> What is needed
Work out how many lines hold the string "JSON". Give that number and nothing more.

─── Provided records ───

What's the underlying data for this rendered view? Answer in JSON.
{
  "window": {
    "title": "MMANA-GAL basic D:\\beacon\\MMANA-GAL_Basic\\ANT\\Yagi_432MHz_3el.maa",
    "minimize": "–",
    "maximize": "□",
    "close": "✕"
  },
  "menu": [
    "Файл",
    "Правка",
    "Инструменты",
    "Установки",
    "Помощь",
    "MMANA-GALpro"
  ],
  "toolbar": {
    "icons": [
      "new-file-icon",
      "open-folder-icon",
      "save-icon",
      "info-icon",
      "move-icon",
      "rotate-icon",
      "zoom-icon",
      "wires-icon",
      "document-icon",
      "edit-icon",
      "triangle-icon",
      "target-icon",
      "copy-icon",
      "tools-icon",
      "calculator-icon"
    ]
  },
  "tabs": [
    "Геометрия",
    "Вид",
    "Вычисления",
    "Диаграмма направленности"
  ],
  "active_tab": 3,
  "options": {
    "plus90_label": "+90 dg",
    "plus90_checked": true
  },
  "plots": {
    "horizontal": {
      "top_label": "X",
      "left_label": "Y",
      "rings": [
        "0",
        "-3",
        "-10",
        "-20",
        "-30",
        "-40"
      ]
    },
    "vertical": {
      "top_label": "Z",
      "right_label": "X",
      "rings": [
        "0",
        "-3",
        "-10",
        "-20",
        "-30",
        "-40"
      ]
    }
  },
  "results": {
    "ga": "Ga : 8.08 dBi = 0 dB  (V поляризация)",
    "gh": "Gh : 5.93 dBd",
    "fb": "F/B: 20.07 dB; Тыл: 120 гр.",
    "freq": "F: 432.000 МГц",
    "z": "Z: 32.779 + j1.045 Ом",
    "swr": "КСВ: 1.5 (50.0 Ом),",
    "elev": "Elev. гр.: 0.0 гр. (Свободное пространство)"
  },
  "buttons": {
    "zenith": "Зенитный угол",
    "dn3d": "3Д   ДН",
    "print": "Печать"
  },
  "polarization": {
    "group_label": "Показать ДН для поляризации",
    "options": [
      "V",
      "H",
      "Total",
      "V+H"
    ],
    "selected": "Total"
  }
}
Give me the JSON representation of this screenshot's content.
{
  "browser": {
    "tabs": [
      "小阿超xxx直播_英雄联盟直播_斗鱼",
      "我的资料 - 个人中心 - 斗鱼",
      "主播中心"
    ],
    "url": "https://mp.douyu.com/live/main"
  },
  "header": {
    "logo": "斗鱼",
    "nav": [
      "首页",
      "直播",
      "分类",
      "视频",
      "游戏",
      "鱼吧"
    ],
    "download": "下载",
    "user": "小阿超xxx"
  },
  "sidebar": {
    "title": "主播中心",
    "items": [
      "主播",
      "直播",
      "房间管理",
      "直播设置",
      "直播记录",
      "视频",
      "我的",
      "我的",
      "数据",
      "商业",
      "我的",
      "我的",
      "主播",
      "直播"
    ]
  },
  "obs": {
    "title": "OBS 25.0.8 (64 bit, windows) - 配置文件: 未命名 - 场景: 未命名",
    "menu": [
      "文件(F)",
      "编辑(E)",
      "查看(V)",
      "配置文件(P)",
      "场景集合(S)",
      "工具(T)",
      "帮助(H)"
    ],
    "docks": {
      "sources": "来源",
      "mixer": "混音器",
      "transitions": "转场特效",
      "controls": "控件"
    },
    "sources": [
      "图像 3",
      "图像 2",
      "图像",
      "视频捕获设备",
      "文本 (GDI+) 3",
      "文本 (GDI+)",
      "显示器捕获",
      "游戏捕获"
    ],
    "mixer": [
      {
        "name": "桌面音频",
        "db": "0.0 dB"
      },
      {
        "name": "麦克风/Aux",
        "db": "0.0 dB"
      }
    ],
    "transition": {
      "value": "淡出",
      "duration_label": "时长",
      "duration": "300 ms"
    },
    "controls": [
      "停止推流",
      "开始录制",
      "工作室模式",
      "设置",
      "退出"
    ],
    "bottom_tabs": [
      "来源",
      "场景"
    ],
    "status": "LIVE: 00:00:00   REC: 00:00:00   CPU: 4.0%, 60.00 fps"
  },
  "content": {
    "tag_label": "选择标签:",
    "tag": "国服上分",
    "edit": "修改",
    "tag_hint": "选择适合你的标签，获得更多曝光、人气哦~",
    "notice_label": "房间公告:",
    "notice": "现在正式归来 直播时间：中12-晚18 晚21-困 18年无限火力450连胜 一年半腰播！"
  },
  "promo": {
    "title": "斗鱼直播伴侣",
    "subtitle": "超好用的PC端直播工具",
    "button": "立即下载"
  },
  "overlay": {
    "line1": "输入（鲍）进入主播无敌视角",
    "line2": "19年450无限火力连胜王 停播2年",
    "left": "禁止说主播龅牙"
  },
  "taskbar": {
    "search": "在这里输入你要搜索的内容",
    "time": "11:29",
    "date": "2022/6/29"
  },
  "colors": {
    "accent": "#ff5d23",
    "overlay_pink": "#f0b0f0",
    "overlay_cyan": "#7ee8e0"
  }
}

───

> Complete answer
2